**Text excerpt:**
──────────────────────────────

Starting postgres (as user postgres) succeeded, but the role for me (as a
use and owner of most databases) seems to have become lost during the
transition.


How did you upgrade, dump/restore or pg_upgrade?

If dump/restore did you use pg_dumpall or pg_dump individual databases?

If pg_dump only did you use pg_dumpall -g to get the globals(of which 
roles are one) to restore the global values to the new cluster?




   I try to open a database and see this:

$ psql jerr2018-02-17 13:45:35.852 PST [5839] FATAL:  password 
authentication failed for user "rshepard"

2018-02-17 13:45:35.852 PST [5839] DETAIL:  Role "rshepard" does not exist.
 Connection matched pg_hba.conf line 80: "local   all 
all    md5"
2018-02-17 13:45:35.853 PST [5839] LOG:  could not send data to client: 
Broken pipe


   So I edited pg_hba.conf to change the method to 'trust' as I'm the only
user on this system. Ran /etc/rc.d/rc.postfix reload and see:

# /etc/rc.postgresql reload
Could not find 'postgres' binary. Maybe PostgreSQL is not installed 
properly?


What is in rc.postgresql?

Is there maybe another start script in etc/ for the new version?

──────────────────────────────

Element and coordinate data
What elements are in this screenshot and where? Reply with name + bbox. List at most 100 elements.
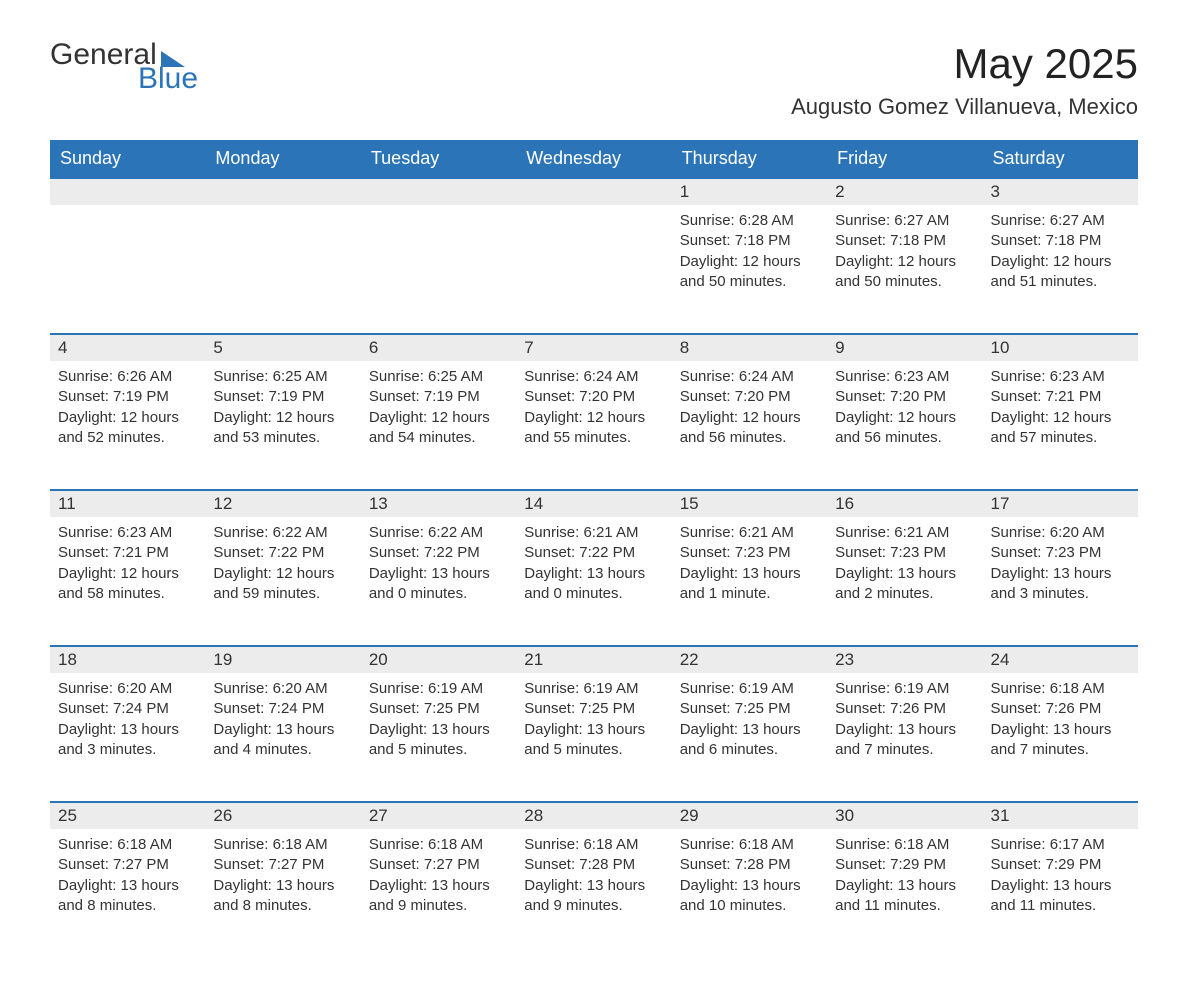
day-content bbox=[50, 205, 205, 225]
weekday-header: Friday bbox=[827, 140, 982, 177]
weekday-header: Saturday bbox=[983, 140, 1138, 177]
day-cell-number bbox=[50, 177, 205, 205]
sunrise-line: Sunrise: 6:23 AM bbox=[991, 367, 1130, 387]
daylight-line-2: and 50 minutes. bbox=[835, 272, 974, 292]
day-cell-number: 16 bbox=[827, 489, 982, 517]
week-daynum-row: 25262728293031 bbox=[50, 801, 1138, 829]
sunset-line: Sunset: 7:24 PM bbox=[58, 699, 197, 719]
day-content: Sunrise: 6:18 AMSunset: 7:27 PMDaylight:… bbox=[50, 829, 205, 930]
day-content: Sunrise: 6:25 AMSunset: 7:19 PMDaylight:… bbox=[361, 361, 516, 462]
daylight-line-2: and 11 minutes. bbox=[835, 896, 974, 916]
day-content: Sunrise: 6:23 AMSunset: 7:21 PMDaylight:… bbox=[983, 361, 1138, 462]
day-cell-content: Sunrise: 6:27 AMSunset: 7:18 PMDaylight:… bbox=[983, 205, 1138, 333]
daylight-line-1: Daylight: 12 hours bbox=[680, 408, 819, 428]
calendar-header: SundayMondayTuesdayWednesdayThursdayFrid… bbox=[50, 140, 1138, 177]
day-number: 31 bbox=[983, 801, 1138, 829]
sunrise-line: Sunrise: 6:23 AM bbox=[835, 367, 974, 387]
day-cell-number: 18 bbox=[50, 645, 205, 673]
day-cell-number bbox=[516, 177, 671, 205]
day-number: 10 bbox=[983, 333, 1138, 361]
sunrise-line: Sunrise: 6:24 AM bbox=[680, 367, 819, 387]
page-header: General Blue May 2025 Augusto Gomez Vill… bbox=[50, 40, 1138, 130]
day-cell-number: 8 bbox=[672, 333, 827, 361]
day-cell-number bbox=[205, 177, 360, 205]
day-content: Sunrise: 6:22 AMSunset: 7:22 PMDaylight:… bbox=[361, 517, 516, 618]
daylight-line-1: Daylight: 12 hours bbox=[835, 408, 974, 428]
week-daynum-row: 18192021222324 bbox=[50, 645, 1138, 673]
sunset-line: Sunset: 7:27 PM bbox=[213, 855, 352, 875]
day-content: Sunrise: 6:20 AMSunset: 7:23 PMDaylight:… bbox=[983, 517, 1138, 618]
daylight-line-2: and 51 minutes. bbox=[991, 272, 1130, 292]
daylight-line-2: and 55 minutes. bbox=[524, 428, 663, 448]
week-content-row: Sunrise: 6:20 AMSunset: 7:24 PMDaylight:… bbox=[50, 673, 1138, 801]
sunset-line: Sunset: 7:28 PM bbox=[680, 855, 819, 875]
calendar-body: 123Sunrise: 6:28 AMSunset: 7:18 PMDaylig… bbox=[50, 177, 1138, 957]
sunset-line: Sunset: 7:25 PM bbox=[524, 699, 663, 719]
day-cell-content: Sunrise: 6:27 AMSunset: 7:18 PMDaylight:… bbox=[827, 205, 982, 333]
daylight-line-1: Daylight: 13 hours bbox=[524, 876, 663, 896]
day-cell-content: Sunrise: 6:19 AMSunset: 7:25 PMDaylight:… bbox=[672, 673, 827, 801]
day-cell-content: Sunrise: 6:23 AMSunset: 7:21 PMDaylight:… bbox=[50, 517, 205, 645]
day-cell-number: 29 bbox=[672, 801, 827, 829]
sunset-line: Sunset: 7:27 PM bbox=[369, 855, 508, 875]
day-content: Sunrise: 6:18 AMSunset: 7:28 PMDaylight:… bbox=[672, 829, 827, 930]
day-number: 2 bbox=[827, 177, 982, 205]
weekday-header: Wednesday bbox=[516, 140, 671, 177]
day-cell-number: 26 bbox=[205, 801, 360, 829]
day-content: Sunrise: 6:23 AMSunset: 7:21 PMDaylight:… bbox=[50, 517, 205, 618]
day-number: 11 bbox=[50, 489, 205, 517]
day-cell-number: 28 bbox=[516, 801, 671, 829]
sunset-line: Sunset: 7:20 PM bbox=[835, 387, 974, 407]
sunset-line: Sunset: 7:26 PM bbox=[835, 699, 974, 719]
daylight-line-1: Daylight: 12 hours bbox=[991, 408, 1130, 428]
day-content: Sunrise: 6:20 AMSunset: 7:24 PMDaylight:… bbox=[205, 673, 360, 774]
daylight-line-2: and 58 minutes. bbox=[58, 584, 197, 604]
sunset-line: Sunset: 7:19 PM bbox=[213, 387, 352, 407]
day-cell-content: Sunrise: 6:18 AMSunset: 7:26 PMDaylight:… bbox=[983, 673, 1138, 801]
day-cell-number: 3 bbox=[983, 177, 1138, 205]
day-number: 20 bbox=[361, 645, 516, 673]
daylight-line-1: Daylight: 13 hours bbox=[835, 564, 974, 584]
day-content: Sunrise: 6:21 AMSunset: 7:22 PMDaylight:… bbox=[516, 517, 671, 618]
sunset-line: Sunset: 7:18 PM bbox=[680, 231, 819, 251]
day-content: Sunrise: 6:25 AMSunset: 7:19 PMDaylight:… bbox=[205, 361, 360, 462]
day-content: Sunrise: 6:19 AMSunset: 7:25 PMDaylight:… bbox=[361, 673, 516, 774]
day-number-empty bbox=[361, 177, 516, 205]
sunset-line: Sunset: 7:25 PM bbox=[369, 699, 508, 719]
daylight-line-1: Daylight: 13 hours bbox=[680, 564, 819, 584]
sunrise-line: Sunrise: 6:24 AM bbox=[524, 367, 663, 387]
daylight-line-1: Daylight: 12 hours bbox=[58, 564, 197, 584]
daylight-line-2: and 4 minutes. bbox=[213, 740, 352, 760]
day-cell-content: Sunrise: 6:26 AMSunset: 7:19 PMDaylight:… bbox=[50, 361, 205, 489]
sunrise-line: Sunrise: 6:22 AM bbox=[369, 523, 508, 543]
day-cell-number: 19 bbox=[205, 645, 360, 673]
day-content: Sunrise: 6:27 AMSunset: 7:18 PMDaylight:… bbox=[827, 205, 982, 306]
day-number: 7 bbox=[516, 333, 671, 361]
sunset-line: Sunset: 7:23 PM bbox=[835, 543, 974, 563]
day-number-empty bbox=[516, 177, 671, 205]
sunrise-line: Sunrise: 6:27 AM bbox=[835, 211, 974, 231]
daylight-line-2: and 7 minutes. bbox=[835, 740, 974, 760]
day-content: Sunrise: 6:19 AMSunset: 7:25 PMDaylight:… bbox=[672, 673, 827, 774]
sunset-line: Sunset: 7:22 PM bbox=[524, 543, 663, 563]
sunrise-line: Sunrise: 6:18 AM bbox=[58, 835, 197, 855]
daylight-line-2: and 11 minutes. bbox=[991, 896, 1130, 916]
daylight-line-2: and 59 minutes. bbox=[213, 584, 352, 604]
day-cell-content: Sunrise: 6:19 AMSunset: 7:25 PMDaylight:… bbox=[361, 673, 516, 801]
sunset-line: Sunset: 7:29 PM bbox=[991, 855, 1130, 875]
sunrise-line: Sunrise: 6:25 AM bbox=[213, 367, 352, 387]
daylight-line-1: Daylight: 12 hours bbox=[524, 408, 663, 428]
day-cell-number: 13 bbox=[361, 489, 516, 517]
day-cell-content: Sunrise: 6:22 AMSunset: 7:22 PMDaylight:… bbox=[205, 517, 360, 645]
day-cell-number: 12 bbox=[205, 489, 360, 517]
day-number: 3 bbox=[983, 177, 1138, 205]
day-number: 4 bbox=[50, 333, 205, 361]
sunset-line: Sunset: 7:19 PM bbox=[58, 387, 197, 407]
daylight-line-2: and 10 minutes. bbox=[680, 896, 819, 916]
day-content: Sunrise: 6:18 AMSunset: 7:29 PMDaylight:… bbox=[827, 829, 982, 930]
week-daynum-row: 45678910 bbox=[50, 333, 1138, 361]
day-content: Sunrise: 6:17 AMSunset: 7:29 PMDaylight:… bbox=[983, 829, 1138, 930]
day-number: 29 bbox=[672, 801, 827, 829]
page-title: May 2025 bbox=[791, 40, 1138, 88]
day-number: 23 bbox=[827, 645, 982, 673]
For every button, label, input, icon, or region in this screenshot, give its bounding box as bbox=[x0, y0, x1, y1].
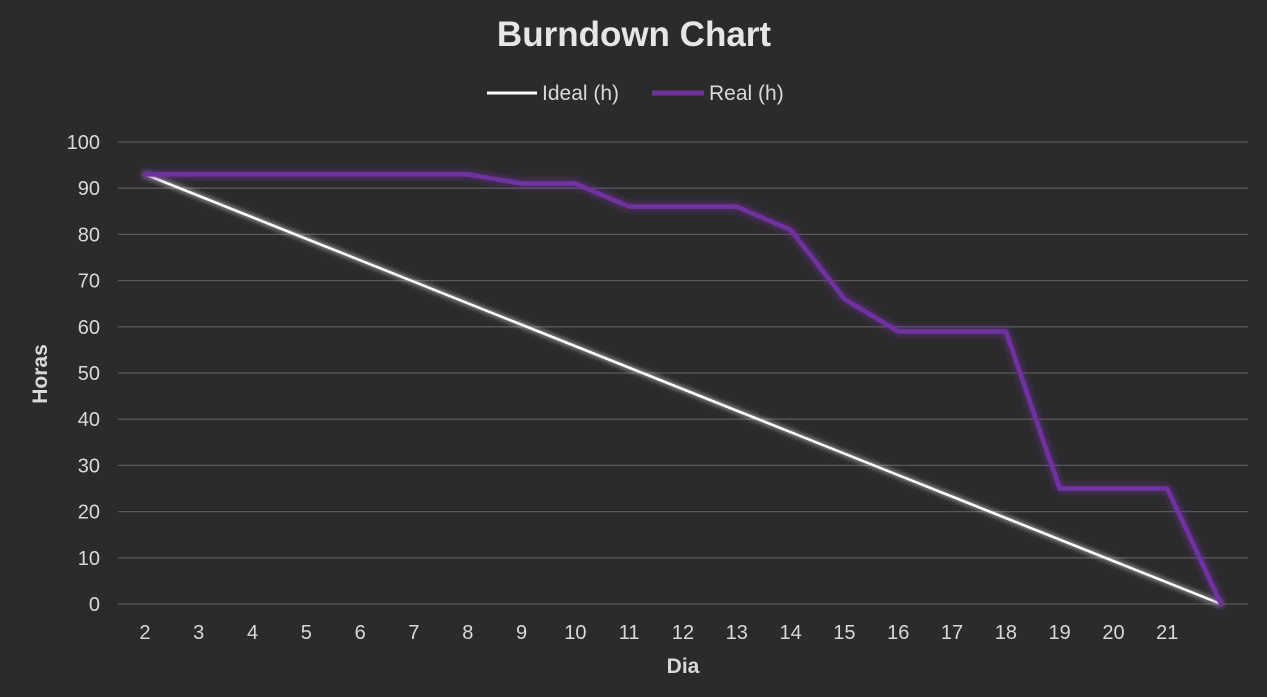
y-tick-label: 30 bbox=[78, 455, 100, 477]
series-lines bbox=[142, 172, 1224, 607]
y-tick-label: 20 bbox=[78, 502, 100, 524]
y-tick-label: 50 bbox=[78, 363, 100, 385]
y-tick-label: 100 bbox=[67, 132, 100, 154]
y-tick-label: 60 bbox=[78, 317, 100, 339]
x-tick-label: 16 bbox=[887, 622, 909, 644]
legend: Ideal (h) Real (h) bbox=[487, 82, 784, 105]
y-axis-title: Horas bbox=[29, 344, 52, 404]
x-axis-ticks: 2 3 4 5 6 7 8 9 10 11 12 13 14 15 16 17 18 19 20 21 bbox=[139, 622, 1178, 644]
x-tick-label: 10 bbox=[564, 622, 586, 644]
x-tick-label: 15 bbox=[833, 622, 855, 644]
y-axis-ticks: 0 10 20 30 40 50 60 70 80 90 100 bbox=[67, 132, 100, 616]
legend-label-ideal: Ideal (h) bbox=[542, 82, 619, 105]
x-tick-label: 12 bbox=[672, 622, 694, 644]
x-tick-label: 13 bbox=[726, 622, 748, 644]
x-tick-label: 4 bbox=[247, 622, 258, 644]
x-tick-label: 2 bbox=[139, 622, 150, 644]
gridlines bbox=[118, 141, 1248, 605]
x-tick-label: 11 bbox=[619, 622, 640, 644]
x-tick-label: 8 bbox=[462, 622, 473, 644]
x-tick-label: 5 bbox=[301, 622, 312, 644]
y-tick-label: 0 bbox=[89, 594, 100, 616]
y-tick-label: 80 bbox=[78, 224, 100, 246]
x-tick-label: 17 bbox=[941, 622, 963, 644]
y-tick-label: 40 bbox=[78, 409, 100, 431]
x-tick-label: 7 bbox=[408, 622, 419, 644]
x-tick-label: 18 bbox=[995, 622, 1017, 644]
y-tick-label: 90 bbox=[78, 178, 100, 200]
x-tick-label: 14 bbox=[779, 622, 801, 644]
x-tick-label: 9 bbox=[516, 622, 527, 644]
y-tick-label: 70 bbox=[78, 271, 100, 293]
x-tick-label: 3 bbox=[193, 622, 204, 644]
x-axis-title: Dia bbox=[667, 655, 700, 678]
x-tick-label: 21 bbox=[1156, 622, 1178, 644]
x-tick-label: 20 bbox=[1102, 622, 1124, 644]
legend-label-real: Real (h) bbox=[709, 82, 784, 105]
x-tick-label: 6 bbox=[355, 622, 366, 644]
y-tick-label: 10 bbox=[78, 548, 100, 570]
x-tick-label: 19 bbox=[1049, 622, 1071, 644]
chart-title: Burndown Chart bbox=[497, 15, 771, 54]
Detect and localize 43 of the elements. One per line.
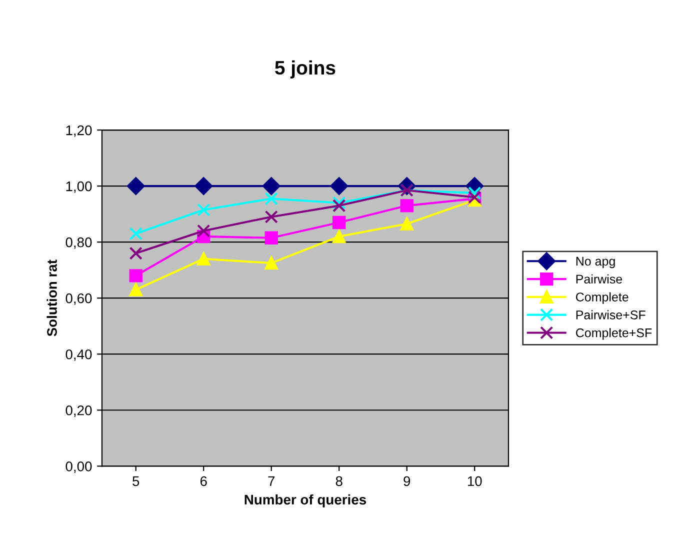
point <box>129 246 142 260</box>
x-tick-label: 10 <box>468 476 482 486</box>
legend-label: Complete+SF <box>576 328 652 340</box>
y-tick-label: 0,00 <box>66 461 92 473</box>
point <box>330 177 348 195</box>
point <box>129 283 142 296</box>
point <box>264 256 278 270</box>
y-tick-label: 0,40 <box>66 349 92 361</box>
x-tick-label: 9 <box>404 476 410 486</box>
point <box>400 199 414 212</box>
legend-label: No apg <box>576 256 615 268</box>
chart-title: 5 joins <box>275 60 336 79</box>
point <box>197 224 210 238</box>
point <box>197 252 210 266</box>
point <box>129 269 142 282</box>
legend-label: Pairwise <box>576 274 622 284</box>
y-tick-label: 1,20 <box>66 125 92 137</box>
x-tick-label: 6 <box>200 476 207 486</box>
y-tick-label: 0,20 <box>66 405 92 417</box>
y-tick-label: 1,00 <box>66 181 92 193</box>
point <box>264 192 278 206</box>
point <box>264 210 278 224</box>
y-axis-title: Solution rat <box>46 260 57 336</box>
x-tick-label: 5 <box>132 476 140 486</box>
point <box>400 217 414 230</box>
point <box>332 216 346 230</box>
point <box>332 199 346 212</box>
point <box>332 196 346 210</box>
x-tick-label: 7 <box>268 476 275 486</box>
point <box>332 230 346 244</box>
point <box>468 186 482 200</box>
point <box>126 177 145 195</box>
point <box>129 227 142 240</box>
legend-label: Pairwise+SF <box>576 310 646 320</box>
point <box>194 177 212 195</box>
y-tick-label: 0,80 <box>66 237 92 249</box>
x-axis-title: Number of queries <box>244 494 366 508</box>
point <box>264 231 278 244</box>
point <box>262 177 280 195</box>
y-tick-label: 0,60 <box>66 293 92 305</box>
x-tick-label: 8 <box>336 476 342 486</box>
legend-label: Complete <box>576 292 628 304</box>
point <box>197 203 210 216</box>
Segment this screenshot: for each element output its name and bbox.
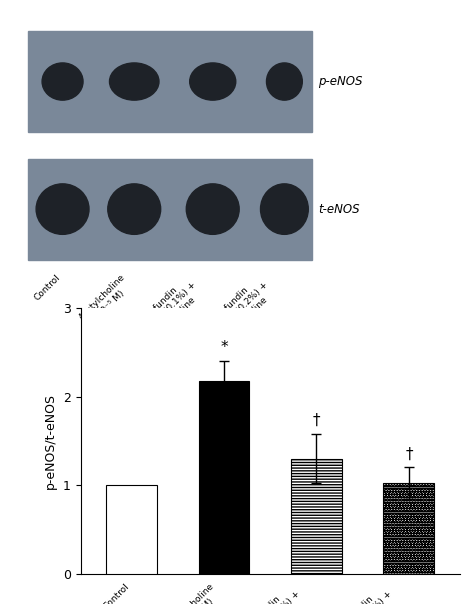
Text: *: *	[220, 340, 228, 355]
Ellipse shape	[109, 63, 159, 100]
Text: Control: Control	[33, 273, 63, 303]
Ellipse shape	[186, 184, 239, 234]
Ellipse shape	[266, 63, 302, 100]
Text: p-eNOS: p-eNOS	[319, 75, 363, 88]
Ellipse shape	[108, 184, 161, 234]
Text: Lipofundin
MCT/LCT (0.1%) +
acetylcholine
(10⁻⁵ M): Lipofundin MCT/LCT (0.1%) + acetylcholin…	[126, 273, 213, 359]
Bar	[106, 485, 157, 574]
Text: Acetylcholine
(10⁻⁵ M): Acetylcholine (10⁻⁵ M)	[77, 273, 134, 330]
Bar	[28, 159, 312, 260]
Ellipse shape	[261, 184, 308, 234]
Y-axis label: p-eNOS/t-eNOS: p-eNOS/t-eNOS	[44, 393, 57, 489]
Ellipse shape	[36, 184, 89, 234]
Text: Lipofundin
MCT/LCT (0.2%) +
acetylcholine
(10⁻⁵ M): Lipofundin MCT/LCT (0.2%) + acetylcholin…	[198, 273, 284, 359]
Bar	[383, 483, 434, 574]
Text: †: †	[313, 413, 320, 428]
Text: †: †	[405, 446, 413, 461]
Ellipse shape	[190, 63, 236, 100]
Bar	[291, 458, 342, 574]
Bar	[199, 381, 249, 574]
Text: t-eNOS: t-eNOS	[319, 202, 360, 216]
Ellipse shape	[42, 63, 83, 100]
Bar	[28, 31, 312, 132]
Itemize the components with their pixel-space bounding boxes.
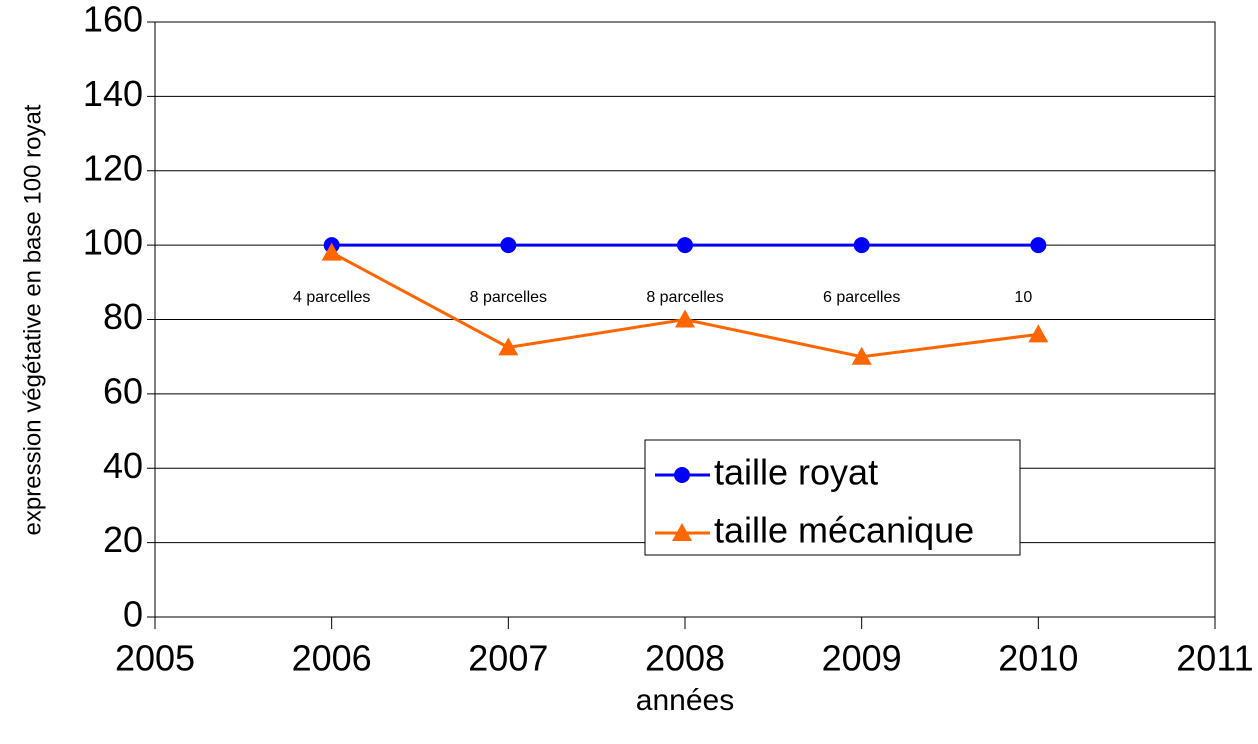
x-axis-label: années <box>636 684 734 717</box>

──────────────────────────────

**Set exercise 1:** Output the stretch of the PostgreSQL upgrade thread from "2018-02-17 13:45:35.853 PST" through "is in rc.postgresql?", reproduced verbatim.
**Set exercise 2:** Render this sentence from the PostgreSQL upgrade thread into French: "Is there maybe another start script in etc/ for the new version?"
These data come from a separate source.

**Full response 1:**
2018-02-17 13:45:35.853 PST [5839] LOG:  could not send data to client: 
Broken pipe


   So I edited pg_hba.conf to change the method to 'trust' as I'm the only
user on this system. Ran /etc/rc.d/rc.postfix reload and see:

# /etc/rc.postgresql reload
Could not find 'postgres' binary. Maybe PostgreSQL is not installed 
properly?


What is in rc.postgresql?

**Full response 2:** Y a-t-il peut-être un autre script de démarrage dans etc/ pour la nouvelle version ?